## The problem
Where a line holds "limit", copy it.

** START OF Exercise material **

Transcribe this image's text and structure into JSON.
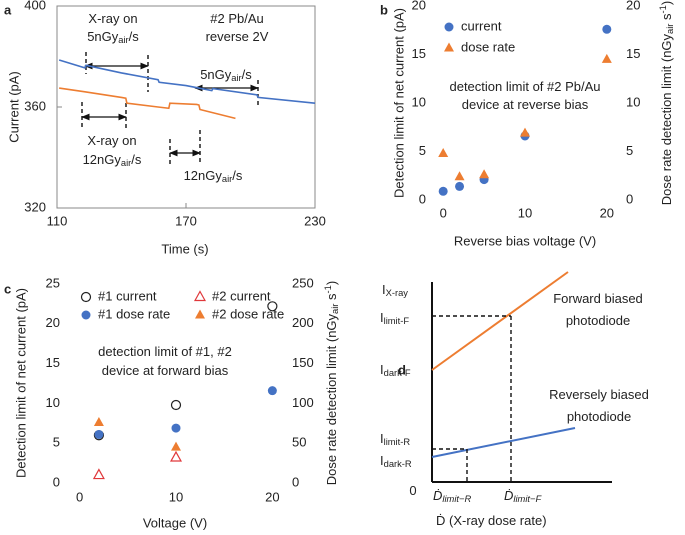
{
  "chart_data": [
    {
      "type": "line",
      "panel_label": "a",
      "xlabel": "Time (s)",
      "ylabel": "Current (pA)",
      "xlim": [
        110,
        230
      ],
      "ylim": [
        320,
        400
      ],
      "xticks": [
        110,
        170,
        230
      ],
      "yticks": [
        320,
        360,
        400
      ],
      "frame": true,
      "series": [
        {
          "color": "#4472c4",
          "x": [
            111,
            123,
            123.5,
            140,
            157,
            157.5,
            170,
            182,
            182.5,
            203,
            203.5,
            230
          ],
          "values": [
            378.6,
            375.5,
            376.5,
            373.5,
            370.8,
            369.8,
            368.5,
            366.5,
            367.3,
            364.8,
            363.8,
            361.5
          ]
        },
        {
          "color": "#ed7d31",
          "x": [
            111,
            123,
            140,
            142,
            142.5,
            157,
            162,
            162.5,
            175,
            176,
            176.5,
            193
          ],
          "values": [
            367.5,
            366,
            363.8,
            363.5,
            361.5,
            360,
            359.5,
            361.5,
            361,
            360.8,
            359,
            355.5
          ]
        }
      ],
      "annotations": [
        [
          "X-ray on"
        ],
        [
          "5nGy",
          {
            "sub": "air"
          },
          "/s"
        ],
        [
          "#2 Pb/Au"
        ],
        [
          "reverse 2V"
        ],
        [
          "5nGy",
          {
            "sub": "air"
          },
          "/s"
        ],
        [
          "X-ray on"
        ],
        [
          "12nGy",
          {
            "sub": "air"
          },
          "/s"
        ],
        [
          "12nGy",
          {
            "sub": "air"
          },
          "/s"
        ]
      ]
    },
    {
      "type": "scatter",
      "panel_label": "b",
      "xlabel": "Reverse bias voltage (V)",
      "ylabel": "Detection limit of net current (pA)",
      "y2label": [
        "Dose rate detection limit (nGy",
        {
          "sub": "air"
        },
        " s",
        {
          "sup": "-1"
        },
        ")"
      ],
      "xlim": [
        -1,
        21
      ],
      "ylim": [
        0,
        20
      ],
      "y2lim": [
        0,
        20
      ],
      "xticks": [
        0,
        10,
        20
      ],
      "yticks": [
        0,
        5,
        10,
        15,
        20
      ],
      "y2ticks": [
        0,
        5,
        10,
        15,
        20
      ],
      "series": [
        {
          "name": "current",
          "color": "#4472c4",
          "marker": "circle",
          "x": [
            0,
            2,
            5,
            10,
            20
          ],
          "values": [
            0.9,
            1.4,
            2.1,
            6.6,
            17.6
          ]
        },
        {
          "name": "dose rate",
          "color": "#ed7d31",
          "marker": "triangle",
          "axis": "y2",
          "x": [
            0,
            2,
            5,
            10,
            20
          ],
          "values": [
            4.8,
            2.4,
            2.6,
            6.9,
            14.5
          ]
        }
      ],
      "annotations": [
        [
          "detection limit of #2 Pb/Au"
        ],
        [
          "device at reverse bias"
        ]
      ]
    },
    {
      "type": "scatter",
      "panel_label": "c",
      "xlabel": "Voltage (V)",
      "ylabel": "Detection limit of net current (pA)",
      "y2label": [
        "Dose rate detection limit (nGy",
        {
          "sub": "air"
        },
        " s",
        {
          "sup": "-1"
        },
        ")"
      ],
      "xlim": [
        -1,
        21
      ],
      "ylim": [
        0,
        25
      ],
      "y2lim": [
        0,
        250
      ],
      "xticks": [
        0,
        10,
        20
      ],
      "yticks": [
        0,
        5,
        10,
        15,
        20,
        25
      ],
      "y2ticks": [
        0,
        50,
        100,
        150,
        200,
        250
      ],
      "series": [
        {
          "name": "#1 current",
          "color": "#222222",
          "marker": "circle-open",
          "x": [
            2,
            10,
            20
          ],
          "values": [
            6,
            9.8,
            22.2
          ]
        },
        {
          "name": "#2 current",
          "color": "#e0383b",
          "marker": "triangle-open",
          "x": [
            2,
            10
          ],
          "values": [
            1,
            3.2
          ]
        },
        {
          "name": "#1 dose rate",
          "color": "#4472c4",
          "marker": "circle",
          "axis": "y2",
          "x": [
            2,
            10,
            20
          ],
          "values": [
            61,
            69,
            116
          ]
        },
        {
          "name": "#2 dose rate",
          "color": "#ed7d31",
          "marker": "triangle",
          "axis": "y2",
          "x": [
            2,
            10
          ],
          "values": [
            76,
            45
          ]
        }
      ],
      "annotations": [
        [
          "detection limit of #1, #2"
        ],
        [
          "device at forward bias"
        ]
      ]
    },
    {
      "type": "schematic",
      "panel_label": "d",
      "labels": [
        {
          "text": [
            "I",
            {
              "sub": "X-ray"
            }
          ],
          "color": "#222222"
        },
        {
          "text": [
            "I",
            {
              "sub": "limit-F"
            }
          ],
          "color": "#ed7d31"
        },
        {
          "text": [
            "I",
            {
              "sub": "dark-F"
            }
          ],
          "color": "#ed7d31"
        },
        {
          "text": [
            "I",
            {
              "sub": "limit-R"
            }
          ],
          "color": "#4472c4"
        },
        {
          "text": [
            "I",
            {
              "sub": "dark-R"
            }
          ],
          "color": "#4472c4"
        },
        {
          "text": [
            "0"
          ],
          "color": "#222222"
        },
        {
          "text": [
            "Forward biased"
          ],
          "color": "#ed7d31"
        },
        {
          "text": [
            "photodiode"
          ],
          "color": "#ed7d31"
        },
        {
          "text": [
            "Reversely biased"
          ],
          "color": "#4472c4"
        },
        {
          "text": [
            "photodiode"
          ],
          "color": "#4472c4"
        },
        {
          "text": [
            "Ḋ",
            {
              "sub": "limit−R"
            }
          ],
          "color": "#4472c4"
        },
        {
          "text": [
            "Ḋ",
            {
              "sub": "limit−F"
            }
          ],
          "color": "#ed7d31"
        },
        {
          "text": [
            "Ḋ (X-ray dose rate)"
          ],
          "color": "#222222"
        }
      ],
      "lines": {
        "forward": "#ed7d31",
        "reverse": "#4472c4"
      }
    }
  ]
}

** END OF Exercise material **
** START OF Exercise material **

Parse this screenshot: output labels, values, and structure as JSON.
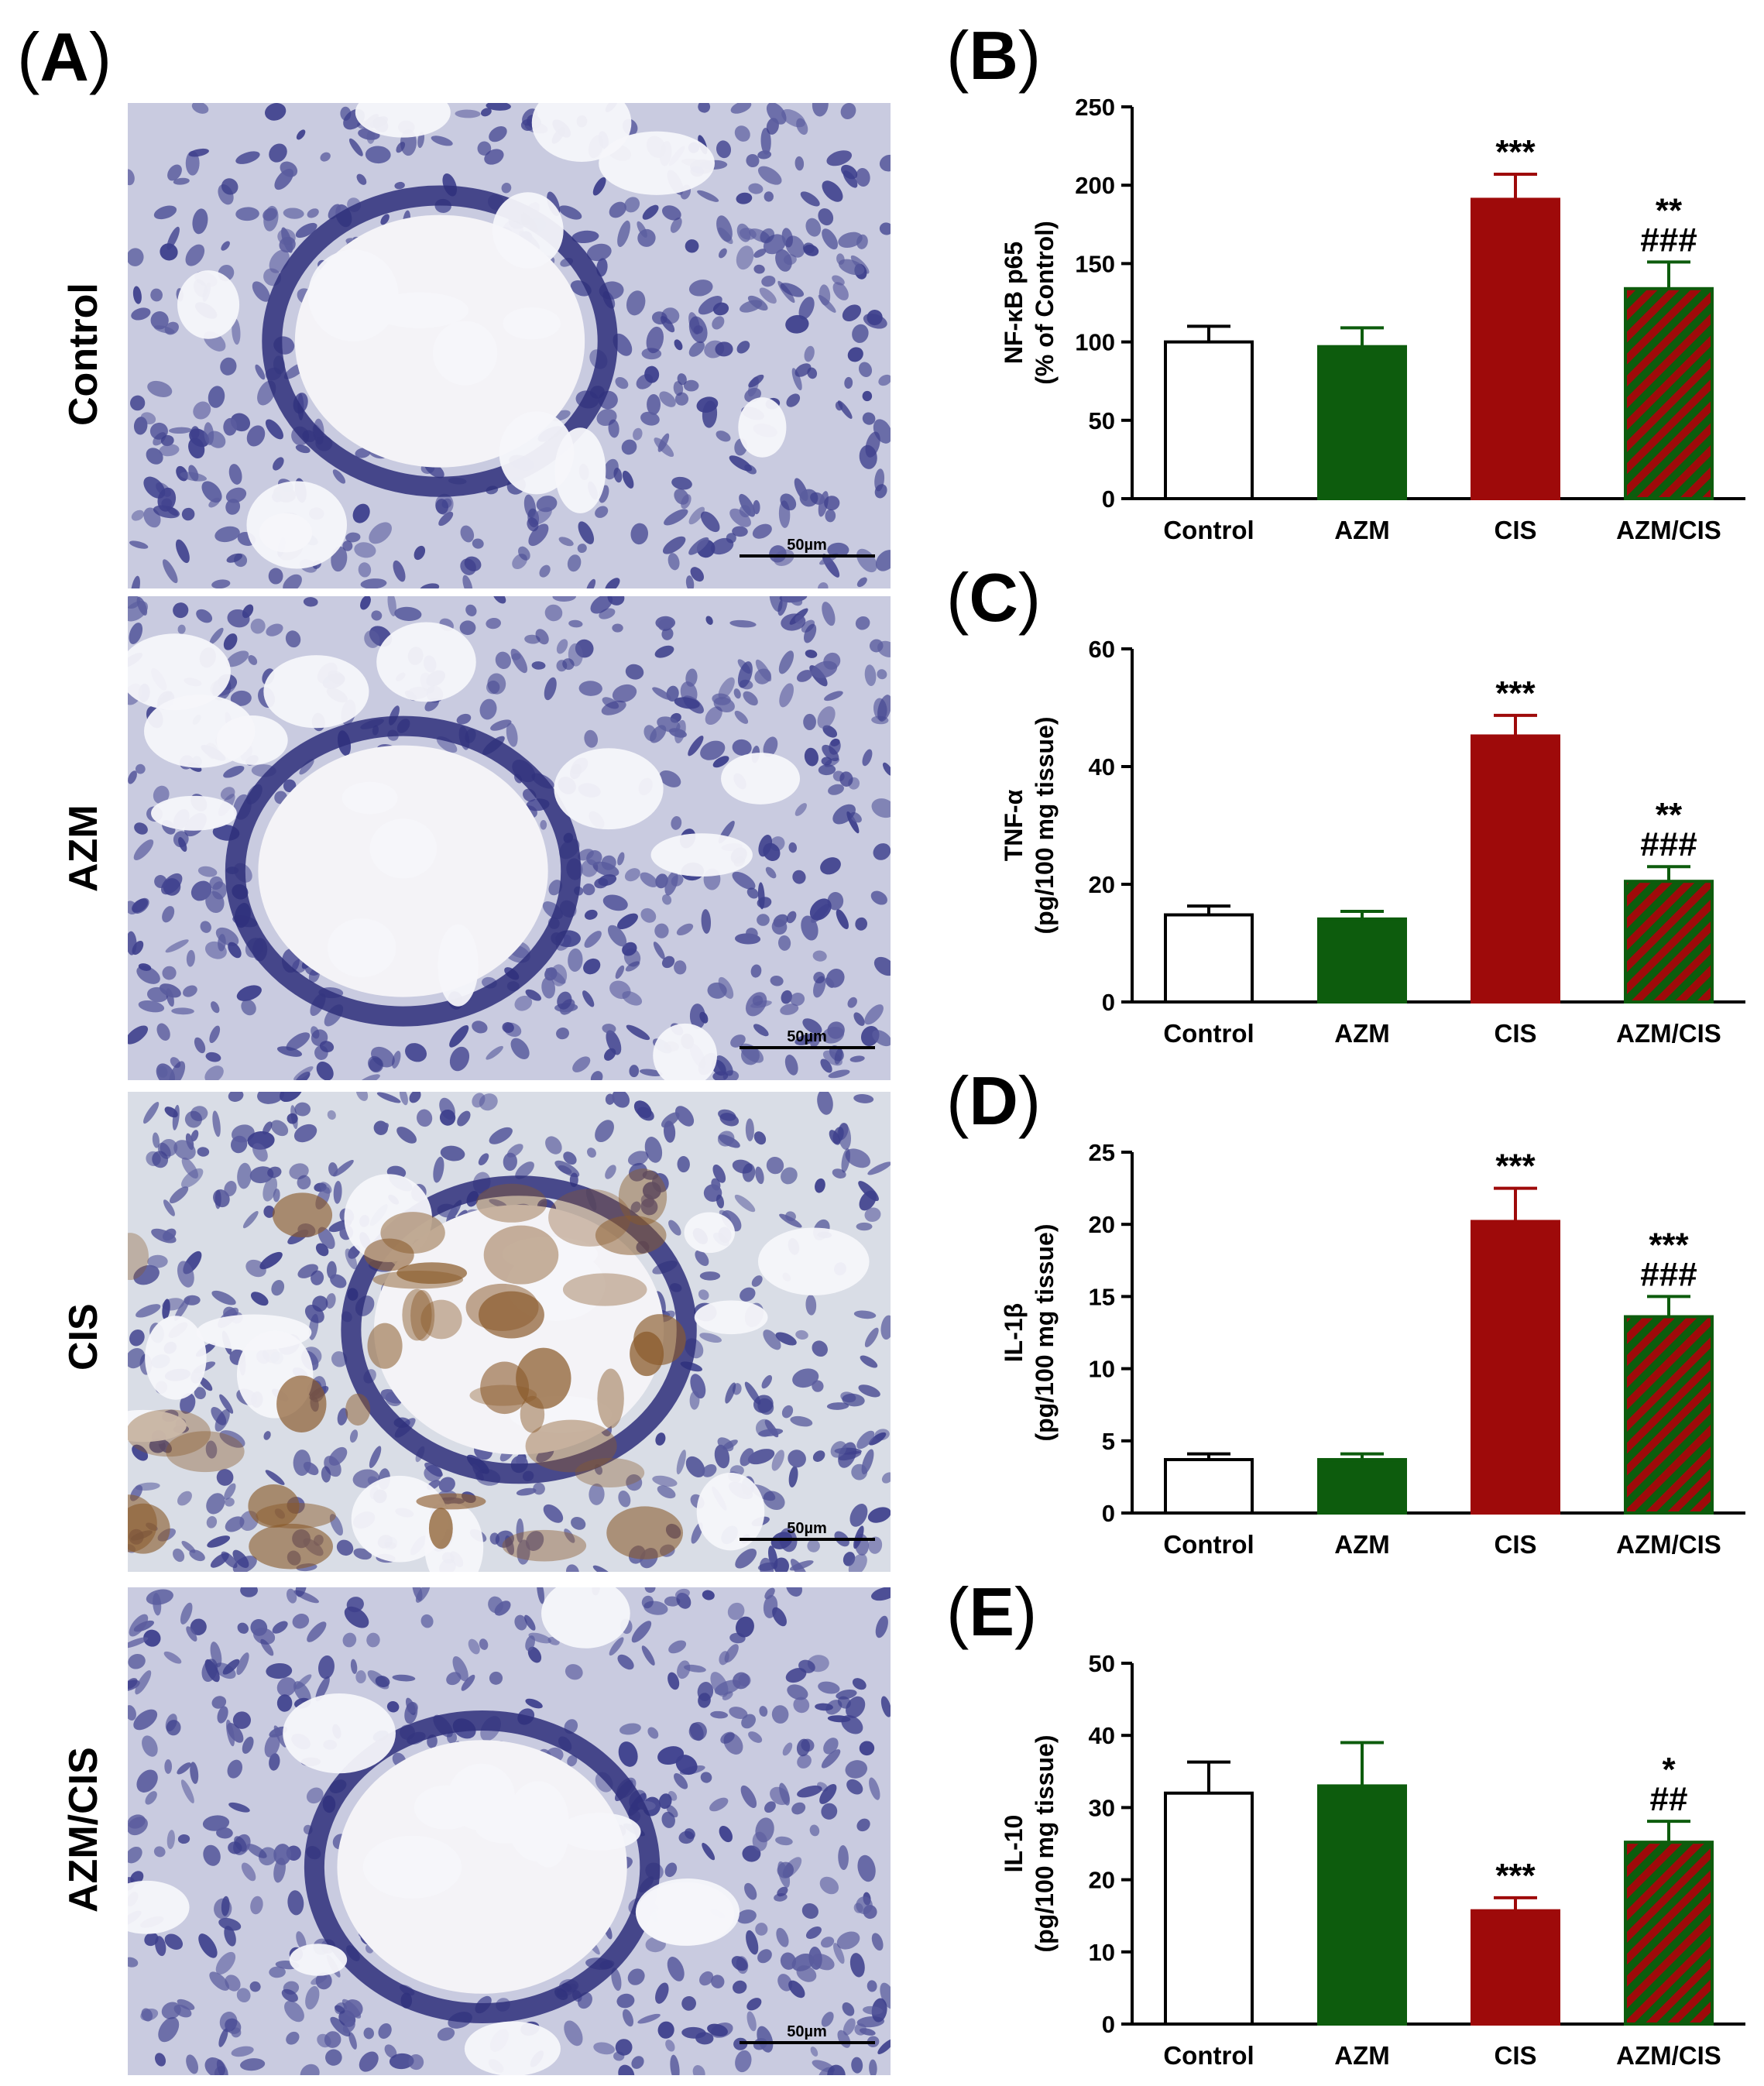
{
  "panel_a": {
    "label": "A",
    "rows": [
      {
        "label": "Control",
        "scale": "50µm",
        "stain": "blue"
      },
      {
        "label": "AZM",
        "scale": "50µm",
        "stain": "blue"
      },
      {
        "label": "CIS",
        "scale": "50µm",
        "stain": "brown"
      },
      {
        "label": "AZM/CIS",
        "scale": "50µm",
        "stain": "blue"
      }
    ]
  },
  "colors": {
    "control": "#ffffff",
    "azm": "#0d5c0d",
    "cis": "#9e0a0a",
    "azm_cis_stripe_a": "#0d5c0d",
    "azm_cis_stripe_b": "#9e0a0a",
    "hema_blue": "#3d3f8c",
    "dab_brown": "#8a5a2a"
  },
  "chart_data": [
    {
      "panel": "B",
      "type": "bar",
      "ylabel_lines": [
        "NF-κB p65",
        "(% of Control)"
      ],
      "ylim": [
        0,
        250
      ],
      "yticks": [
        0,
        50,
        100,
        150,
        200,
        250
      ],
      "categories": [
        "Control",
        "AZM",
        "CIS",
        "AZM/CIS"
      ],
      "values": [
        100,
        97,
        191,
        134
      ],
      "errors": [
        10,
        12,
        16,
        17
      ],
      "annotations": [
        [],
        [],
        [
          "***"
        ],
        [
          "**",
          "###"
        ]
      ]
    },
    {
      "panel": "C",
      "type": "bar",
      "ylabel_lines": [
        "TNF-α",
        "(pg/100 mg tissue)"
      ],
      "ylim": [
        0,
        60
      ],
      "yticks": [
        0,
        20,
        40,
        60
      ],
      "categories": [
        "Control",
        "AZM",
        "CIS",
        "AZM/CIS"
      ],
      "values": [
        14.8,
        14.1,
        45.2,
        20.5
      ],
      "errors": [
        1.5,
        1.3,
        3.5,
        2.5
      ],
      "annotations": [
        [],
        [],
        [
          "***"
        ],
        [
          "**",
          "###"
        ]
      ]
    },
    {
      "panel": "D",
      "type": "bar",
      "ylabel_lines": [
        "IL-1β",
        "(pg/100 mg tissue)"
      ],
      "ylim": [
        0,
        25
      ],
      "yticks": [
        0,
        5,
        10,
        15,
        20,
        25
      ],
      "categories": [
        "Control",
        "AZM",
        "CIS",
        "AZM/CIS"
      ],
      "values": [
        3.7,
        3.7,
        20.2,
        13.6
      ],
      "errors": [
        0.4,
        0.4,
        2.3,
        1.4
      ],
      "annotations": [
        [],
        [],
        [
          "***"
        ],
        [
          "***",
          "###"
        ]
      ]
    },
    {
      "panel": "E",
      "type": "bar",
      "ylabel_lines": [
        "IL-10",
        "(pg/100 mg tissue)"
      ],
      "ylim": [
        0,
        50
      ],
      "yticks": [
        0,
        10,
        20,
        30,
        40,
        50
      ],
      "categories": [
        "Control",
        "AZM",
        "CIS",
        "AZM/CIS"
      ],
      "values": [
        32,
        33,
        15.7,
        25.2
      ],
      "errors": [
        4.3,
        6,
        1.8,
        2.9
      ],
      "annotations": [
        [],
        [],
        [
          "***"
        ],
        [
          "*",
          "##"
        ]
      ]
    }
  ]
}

** END OF Exercise material **

## Exercise response
      "ylabel": "Detection limit of net current (pA)",
        "Dose rate detection limit (nGy",
          "detection limit of #2 Pb/Au"
      "ylabel": "Detection limit of net current (pA)",
        "Dose rate detection limit (nGy",
          "detection limit of #1, #2"
              "sub": "limit-F"
              "sub": "limit-R"
              "sub": "limit−R"
              "sub": "limit−F"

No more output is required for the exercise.